■ **Dataset rows**:
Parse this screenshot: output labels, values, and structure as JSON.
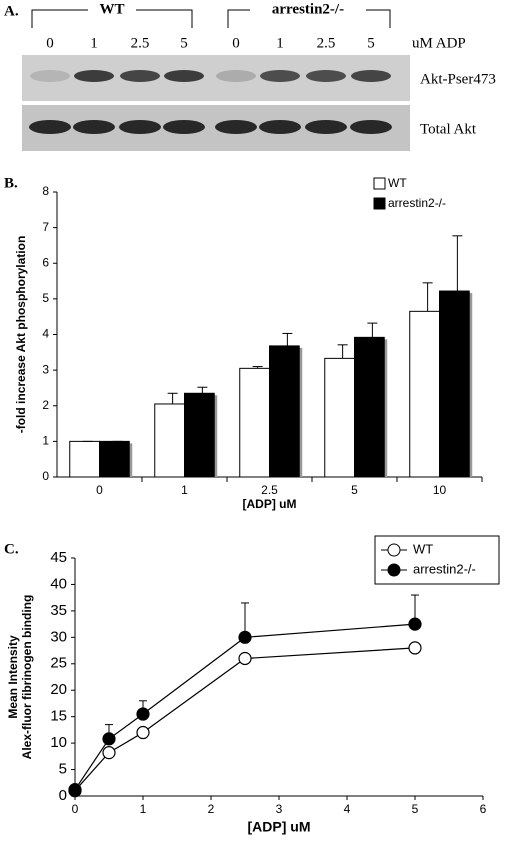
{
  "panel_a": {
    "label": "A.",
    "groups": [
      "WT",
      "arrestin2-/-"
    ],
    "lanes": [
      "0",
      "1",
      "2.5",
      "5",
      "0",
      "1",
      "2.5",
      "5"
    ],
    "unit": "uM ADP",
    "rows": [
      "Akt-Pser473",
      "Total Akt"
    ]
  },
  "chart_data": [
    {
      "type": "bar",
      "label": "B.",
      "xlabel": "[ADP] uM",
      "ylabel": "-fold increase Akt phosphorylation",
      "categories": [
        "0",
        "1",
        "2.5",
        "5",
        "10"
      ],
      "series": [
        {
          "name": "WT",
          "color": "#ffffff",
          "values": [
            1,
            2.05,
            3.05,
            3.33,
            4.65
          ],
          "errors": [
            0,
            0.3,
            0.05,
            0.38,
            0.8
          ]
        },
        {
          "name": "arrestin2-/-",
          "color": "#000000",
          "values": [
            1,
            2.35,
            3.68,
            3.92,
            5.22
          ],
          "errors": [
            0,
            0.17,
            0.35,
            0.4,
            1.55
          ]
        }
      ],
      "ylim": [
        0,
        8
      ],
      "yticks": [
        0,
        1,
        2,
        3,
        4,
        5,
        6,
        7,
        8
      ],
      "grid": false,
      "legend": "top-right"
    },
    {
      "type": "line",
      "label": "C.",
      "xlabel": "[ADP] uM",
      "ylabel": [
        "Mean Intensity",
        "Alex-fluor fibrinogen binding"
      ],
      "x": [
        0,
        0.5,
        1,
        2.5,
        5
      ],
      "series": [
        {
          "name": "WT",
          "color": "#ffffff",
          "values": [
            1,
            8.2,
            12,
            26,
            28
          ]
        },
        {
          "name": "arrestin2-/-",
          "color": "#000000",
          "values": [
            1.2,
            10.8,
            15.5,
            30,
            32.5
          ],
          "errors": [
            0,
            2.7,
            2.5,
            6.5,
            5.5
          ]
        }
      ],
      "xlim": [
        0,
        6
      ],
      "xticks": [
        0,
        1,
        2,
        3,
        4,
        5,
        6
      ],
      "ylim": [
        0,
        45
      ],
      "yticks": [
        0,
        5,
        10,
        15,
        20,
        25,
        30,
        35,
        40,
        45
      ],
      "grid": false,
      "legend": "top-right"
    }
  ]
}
==
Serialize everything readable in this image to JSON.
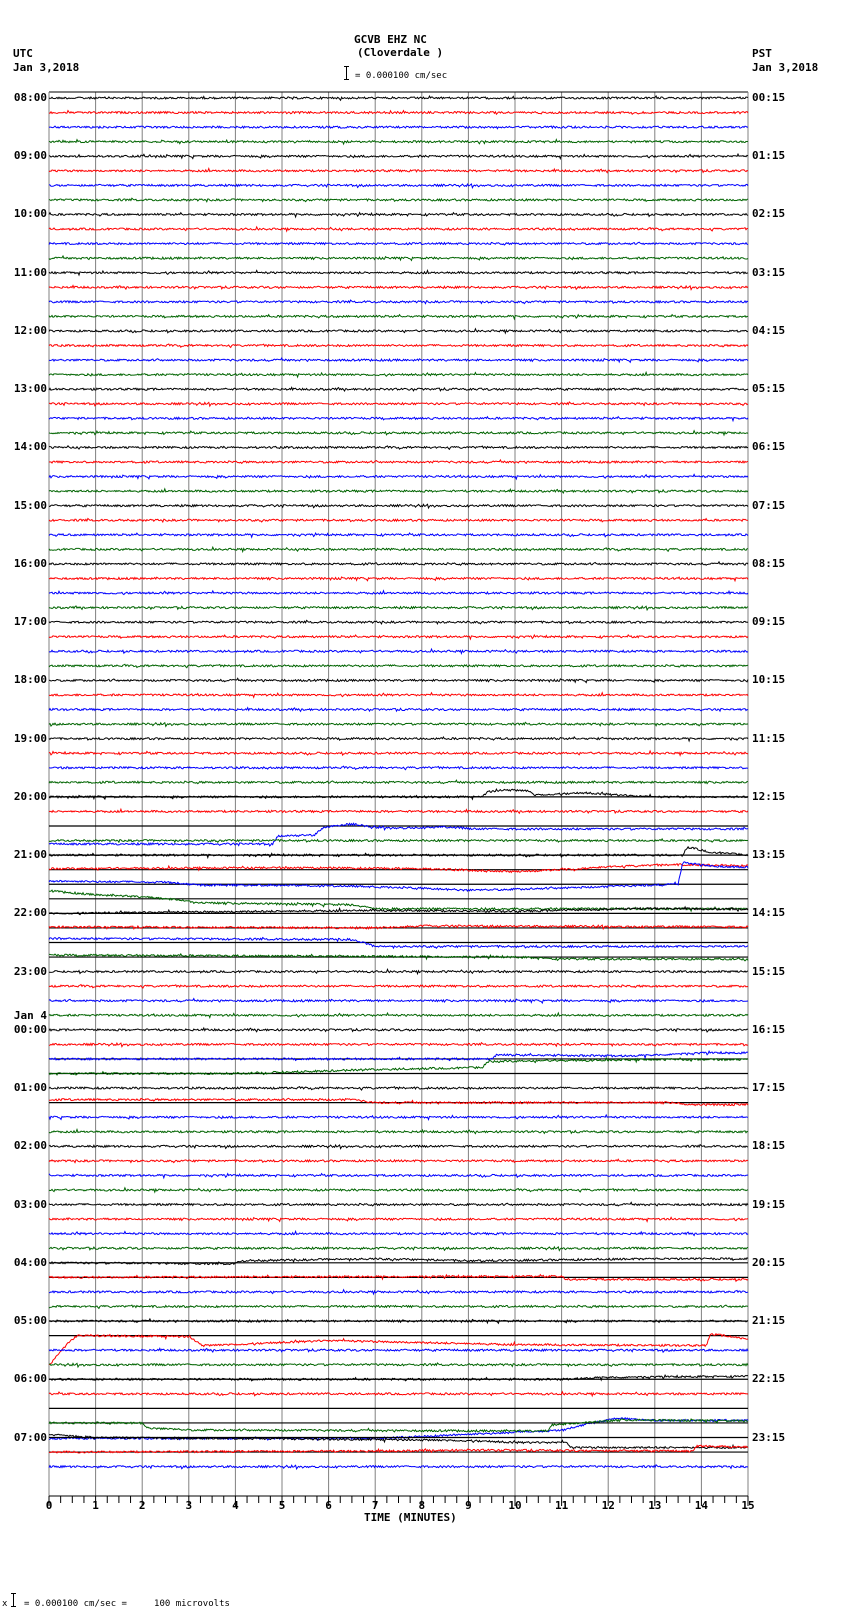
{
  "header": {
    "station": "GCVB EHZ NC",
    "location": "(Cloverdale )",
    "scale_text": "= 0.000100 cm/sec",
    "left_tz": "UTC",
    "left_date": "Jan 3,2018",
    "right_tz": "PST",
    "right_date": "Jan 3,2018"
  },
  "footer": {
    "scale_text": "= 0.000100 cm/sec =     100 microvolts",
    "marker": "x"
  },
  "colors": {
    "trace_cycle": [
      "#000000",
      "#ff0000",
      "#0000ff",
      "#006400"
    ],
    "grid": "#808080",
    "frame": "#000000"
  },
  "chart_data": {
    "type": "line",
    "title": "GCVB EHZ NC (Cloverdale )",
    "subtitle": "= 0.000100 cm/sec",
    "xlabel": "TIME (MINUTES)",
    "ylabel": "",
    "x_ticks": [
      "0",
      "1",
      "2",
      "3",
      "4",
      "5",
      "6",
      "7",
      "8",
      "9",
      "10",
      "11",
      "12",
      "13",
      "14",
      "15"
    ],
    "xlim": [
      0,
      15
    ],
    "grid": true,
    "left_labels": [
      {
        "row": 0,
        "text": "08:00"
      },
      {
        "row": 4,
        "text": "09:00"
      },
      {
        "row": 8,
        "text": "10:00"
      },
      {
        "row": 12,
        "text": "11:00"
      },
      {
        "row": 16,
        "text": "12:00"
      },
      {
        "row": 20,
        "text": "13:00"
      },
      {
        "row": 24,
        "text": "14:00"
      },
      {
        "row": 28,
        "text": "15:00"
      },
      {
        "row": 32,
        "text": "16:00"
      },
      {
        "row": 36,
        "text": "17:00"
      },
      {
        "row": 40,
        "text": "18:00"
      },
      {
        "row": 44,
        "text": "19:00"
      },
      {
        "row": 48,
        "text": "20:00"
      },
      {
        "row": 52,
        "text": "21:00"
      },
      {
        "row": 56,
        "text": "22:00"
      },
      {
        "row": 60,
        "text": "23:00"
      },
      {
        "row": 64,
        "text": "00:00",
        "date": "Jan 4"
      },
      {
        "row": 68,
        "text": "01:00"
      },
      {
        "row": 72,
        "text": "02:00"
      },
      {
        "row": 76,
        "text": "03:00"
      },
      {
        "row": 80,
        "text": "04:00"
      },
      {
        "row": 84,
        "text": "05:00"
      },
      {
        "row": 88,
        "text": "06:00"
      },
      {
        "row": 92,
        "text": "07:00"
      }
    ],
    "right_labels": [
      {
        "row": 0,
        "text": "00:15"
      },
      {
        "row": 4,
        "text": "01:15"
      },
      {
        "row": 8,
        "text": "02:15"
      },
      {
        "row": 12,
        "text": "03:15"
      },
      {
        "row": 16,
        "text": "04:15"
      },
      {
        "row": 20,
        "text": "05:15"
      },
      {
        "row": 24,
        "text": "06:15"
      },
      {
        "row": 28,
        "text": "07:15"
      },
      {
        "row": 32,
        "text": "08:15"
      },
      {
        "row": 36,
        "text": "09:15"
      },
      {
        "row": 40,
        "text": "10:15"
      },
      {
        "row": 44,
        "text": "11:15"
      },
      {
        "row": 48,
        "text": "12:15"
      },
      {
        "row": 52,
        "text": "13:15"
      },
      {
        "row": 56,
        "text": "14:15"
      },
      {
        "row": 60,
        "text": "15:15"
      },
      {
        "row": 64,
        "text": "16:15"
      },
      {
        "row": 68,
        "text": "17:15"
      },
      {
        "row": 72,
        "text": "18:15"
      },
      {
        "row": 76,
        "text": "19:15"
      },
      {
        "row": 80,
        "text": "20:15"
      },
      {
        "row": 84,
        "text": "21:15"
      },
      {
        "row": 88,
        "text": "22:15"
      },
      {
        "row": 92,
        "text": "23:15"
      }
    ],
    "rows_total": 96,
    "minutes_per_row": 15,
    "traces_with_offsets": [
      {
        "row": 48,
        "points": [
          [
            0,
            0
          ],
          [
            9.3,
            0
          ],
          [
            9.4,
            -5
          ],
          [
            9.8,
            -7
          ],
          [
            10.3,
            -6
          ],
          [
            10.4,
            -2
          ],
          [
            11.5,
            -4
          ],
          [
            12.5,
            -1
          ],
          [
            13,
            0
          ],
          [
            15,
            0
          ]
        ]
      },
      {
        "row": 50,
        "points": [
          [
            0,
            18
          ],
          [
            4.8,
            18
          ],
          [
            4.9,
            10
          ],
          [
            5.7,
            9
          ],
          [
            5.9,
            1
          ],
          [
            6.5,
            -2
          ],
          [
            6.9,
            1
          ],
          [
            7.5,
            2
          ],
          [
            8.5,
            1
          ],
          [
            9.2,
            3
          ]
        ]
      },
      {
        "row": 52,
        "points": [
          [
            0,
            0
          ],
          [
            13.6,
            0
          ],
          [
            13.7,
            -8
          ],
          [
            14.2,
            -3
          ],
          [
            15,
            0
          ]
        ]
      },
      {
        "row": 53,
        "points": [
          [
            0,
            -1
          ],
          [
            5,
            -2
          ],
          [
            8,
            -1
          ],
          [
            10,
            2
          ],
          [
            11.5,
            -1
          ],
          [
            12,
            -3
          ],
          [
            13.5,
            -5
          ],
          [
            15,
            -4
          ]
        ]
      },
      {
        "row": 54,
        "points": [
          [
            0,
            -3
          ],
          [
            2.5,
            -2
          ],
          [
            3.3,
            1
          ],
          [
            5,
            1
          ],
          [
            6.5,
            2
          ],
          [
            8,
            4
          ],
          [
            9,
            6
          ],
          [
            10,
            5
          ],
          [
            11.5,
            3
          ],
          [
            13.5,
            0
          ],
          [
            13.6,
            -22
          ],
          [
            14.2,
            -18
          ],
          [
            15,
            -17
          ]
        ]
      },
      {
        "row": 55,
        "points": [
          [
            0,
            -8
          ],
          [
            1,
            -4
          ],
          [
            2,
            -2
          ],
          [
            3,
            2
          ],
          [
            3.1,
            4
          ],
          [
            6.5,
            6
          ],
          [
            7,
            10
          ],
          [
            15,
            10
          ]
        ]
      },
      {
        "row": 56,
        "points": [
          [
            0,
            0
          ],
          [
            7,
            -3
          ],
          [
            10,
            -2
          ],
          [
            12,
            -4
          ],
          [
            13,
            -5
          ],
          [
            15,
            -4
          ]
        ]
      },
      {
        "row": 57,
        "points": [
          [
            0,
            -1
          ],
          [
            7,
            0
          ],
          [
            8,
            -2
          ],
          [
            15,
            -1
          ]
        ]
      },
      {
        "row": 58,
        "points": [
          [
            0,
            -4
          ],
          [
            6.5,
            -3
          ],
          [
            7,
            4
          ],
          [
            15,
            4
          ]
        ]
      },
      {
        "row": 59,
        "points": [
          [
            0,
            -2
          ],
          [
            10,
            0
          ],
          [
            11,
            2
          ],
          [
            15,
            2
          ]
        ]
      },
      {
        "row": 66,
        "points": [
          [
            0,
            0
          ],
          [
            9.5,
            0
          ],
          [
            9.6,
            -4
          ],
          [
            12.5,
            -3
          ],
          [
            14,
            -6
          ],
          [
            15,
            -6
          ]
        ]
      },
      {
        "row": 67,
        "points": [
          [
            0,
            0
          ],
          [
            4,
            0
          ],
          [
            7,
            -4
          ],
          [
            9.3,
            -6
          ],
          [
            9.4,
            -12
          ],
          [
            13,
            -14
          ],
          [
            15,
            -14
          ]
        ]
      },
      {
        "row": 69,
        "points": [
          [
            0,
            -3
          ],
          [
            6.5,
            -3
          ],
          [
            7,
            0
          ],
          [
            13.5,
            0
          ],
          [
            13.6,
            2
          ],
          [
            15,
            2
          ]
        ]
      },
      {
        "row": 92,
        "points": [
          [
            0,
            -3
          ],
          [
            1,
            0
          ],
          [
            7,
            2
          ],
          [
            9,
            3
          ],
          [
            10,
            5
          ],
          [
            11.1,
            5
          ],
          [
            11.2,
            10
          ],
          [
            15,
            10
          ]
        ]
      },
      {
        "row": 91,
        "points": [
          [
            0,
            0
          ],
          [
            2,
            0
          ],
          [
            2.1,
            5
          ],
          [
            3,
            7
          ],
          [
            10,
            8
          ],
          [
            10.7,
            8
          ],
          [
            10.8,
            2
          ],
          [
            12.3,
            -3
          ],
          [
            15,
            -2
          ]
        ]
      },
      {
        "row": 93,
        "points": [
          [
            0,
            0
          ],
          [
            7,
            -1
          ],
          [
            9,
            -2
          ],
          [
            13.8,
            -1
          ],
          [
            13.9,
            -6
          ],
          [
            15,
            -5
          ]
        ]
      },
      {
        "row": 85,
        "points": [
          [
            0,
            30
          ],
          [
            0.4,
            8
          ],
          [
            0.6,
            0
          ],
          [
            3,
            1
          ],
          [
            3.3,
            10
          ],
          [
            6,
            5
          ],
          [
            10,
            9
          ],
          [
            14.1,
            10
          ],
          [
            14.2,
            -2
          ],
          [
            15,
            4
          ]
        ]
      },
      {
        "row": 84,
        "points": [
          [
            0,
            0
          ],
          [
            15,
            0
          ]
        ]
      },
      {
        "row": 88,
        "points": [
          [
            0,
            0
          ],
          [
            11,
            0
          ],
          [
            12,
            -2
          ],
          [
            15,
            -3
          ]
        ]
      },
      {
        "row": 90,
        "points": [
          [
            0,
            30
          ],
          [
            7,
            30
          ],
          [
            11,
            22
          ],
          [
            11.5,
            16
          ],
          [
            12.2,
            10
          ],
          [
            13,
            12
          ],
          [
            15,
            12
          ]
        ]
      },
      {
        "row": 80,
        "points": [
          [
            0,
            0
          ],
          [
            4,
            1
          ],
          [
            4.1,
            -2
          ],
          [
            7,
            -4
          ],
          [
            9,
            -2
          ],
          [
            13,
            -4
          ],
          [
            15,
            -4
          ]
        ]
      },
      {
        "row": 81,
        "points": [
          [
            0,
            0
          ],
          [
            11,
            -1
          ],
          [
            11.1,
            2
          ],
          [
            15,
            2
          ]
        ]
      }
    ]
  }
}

■ **Task brief**: Pick out every line of the listing containing the word "JSON", and show those lines.

■ **Result of the exercise**:
Parse this screenshot: output labels, values, and structure as JSON.
Serialize everything readable in this image to JSON.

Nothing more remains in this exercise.